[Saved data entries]
[start]
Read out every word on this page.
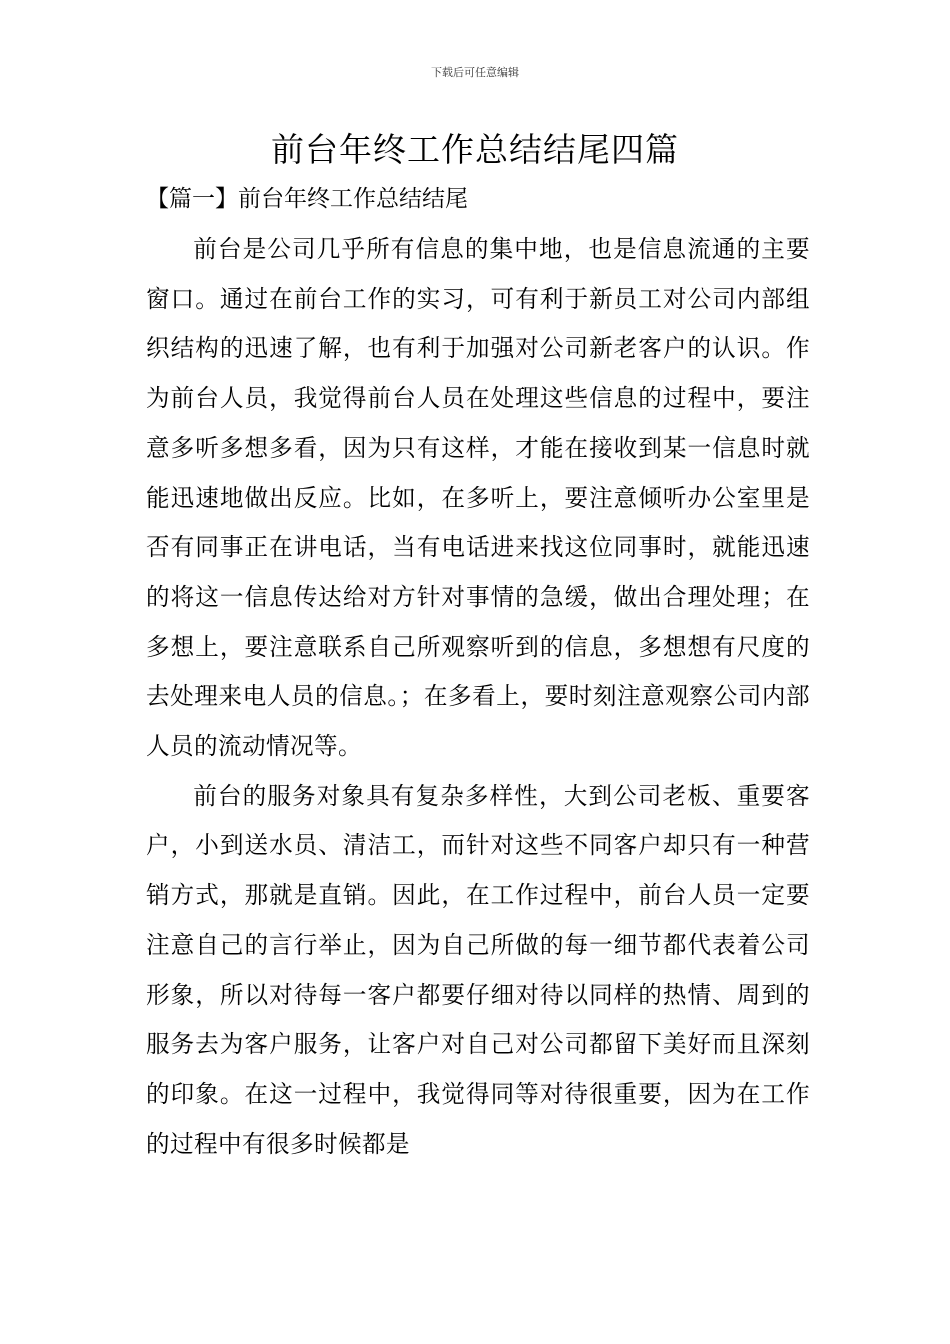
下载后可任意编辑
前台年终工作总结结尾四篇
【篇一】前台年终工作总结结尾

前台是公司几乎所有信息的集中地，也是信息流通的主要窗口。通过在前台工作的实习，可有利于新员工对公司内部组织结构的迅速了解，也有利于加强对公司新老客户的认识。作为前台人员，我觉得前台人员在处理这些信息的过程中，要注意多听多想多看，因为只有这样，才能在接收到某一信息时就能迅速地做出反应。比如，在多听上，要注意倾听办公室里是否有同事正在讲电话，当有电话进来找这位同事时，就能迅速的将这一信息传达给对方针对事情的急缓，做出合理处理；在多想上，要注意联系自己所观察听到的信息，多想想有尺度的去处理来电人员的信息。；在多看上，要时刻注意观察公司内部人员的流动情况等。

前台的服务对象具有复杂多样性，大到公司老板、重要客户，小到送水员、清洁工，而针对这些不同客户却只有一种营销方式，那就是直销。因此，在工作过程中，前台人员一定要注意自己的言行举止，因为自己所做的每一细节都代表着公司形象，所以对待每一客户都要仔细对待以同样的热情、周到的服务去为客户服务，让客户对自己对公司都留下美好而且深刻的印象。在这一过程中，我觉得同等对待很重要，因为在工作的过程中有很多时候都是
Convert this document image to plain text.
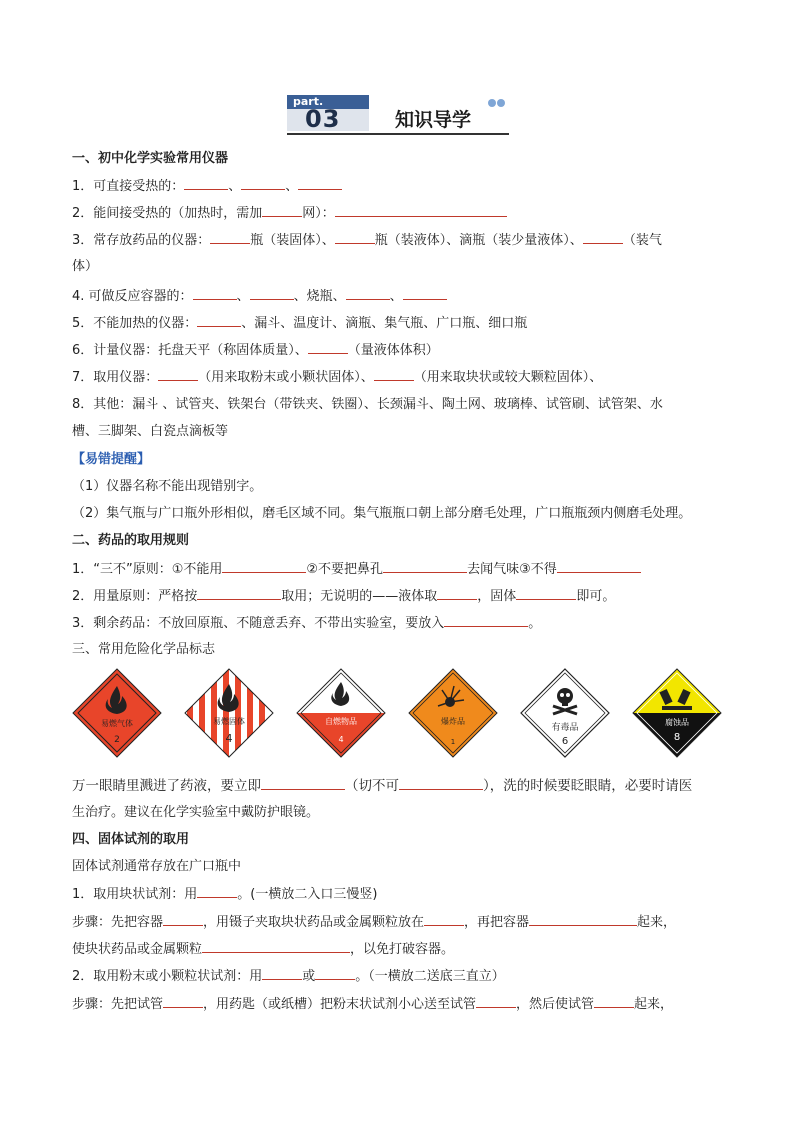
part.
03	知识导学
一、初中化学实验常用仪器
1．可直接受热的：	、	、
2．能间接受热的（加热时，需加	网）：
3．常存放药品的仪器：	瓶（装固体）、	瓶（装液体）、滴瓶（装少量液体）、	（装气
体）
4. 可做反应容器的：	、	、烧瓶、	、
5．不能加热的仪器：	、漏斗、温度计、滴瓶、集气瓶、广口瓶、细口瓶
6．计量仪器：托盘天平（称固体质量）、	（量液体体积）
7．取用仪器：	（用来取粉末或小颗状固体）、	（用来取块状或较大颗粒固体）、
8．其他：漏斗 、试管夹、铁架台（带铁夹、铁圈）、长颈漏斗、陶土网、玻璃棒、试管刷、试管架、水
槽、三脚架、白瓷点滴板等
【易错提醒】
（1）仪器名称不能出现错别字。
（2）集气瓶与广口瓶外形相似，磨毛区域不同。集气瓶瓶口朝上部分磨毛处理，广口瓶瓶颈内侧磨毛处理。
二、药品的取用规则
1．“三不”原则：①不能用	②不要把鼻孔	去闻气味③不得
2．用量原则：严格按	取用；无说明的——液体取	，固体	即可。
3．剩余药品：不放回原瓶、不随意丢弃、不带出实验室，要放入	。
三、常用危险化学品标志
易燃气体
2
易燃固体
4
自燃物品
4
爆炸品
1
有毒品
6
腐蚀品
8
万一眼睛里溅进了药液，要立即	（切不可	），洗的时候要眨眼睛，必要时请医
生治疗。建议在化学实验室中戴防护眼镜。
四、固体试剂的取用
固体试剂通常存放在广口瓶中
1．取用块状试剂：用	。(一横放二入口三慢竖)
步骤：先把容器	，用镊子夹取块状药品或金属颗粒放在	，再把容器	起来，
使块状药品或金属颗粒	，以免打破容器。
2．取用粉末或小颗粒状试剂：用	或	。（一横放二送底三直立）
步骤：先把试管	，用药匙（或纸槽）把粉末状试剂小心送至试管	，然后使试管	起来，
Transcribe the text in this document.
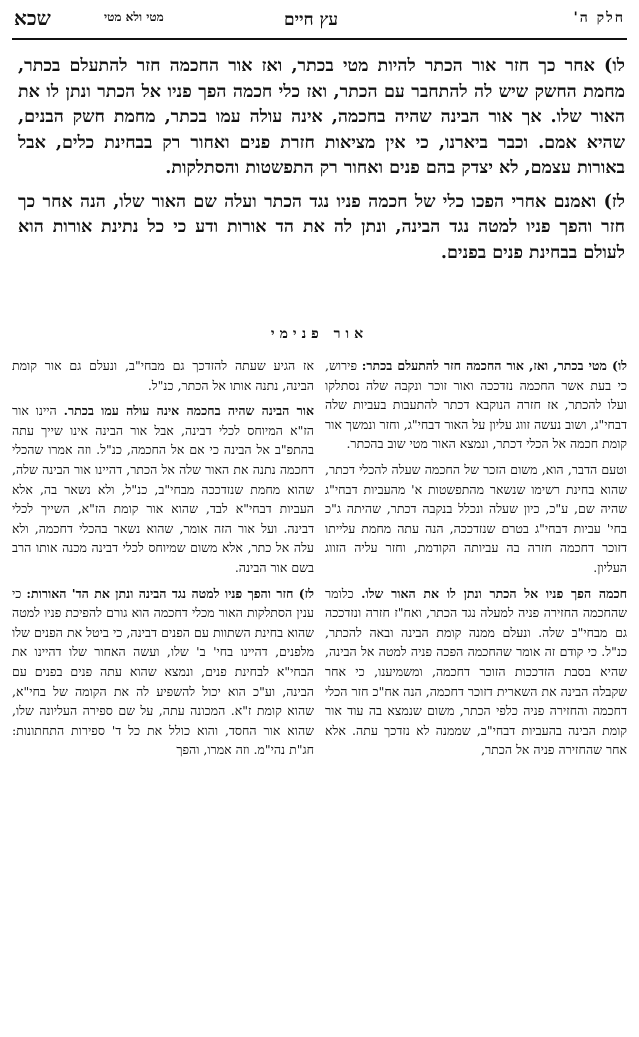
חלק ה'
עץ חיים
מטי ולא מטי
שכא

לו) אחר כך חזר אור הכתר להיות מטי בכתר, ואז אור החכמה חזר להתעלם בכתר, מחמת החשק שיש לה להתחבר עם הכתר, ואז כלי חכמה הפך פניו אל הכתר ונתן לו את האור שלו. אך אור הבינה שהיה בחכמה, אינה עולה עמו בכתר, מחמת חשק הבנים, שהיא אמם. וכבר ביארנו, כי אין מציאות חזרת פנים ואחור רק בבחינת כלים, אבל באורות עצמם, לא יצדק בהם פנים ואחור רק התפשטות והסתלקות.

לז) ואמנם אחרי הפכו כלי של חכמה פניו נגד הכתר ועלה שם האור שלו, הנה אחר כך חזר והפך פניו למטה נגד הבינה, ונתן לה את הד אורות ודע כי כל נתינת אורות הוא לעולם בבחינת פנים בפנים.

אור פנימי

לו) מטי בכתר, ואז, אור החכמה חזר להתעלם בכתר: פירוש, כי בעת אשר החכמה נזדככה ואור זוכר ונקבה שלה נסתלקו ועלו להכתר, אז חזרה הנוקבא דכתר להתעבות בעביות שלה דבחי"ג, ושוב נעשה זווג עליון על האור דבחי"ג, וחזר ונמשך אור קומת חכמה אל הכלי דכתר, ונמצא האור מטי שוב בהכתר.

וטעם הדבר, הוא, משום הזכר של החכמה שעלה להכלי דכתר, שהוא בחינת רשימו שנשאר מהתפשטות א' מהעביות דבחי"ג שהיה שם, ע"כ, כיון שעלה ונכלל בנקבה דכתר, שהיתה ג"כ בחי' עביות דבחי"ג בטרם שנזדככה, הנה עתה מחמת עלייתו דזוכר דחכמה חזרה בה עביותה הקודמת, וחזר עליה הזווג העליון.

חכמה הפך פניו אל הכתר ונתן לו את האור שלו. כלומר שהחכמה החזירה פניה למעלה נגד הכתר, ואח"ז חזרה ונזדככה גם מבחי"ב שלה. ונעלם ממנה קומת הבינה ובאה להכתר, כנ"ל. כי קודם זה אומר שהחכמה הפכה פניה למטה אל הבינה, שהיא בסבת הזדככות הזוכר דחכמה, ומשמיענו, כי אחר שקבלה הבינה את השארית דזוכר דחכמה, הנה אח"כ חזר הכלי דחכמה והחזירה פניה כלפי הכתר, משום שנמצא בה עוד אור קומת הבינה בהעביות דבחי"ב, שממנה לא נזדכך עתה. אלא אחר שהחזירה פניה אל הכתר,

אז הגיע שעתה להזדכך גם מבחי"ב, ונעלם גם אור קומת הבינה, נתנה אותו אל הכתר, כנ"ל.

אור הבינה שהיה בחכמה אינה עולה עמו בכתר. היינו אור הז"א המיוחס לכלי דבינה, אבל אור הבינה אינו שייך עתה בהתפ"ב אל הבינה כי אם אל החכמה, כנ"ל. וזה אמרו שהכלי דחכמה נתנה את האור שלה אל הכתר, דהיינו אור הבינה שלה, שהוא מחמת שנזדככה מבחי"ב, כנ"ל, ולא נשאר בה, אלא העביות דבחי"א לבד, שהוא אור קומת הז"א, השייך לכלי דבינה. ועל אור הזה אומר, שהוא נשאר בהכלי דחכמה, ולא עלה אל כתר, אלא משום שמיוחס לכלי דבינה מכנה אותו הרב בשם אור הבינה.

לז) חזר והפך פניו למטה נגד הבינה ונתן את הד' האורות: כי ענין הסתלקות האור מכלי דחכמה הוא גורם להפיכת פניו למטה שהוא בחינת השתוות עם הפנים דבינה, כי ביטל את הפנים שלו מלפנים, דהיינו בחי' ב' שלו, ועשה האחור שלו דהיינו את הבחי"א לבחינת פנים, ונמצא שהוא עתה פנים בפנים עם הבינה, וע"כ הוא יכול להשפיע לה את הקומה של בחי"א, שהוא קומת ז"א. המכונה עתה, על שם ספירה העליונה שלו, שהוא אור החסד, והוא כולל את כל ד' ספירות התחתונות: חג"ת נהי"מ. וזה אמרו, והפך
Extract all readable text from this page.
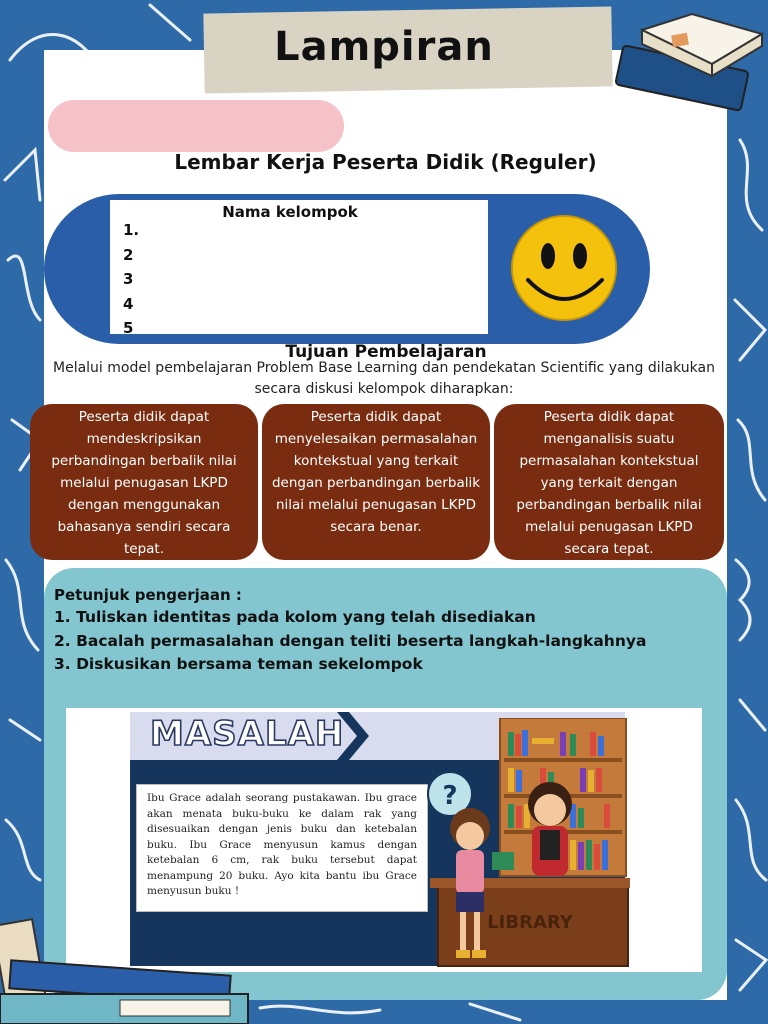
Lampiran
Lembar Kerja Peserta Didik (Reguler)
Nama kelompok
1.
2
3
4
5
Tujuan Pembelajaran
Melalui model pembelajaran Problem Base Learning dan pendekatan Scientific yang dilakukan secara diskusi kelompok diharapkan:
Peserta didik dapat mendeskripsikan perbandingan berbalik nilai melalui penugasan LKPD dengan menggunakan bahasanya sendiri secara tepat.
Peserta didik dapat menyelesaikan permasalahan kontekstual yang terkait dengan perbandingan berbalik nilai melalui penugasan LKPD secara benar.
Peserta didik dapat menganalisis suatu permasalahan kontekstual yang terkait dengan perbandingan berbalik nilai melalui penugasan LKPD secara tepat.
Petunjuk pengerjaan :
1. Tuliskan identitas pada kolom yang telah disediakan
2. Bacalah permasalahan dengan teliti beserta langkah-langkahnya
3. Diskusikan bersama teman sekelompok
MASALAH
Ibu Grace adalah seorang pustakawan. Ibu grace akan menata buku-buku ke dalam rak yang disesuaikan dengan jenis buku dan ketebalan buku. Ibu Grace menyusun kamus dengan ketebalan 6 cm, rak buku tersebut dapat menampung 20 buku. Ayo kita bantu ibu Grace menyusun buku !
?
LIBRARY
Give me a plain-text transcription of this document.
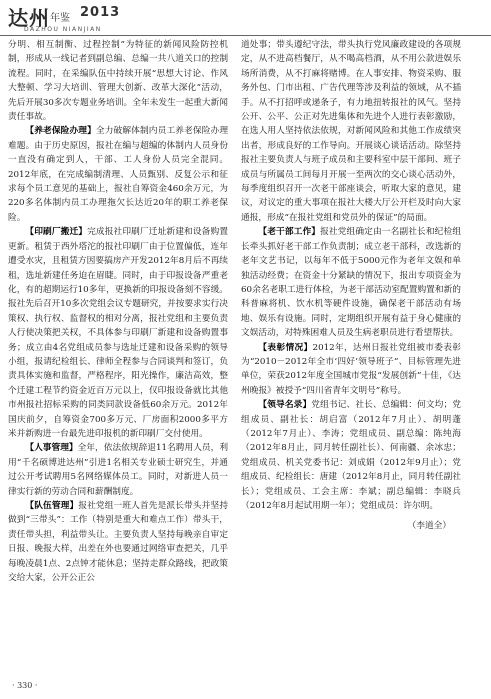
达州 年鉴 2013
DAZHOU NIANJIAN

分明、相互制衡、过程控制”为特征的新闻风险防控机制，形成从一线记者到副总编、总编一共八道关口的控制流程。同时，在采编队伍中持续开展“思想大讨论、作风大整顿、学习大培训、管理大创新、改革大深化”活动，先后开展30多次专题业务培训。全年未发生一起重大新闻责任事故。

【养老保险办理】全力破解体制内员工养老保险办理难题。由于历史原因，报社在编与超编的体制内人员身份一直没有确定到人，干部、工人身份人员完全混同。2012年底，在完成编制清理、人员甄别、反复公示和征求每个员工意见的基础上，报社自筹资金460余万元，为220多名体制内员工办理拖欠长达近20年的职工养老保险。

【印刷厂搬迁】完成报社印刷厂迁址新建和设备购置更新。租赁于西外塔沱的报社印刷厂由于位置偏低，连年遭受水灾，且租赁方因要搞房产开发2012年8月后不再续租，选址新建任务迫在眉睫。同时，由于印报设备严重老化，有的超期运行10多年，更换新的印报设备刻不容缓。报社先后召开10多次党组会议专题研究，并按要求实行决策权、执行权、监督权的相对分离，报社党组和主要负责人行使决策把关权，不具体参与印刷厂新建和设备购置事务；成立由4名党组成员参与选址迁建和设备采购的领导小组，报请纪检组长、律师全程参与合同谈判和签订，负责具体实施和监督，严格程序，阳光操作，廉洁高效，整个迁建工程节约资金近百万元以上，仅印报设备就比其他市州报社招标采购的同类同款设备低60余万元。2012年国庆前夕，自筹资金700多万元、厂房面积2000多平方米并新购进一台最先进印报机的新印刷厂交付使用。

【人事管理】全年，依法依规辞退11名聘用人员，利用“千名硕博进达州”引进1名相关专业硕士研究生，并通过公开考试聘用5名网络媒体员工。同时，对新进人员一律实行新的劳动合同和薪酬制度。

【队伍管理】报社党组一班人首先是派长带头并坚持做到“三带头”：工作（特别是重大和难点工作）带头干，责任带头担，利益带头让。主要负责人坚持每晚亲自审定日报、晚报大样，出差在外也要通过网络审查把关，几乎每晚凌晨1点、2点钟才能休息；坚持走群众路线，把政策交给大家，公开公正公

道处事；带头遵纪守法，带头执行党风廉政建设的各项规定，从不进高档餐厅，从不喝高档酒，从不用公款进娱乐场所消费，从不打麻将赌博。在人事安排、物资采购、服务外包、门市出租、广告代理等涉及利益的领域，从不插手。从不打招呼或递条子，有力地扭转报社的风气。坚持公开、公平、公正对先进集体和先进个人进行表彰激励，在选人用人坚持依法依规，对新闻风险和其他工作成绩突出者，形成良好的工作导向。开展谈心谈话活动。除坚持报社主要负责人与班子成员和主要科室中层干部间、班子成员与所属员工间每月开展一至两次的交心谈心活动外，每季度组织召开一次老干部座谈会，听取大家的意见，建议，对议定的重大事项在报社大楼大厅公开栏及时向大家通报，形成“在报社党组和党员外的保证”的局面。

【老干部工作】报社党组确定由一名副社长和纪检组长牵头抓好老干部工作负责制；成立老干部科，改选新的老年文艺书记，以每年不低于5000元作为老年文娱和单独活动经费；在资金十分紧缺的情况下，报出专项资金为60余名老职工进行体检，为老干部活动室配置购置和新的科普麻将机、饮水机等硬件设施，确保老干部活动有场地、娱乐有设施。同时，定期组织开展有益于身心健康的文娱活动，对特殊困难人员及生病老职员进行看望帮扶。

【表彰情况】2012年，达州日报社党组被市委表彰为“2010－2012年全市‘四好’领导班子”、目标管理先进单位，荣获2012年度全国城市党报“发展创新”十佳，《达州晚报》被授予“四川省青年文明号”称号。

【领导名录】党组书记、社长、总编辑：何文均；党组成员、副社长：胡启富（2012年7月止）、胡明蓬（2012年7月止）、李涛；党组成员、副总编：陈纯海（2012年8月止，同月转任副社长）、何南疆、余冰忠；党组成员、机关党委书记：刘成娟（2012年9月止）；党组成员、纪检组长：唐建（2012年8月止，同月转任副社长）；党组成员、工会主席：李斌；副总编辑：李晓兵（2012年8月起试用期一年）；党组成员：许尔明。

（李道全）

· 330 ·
[end]
Tally how many lines of the records hold the word "plain". Answer with the number only.

## Response to this task
2